Brief: Find the lines holding the word "ylabel" and collect them.

Data shown:
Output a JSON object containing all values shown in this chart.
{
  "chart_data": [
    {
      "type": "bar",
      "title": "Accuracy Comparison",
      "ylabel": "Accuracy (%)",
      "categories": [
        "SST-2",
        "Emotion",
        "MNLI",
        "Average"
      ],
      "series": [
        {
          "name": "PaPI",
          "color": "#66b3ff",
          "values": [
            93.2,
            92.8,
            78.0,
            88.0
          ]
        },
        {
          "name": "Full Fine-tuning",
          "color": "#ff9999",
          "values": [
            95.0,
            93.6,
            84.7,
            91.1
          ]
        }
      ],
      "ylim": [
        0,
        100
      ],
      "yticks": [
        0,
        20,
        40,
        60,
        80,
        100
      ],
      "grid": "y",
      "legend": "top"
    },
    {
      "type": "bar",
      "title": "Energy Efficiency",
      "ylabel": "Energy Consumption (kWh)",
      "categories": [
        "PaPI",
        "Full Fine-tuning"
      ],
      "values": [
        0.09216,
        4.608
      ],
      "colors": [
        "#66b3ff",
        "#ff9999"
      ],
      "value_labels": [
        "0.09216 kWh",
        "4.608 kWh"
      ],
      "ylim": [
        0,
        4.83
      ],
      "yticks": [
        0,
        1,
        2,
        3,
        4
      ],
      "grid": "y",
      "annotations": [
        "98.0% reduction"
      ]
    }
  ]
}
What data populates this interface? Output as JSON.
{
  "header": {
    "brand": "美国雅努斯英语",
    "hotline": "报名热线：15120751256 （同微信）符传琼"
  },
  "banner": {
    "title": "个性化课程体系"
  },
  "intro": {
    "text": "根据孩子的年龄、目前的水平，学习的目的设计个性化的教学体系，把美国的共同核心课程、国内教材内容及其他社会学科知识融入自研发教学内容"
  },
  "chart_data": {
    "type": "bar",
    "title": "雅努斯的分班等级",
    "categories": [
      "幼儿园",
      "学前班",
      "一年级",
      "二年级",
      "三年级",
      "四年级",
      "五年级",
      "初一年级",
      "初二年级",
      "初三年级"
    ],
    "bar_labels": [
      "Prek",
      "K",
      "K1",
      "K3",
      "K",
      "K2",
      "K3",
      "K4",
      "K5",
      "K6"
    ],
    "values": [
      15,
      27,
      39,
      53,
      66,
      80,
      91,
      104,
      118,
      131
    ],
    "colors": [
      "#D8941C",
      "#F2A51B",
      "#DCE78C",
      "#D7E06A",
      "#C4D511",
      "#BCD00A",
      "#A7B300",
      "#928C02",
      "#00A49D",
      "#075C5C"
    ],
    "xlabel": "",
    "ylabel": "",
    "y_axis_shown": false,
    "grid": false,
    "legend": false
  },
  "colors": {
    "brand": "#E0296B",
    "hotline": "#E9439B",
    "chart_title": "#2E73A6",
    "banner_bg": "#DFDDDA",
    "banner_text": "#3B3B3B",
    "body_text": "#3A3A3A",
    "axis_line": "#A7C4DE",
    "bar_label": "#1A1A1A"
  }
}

Reply:
      "ylabel": "Accuracy (%)",
      "ylabel": "Energy Consumption (kWh)",
    "ylabel": "",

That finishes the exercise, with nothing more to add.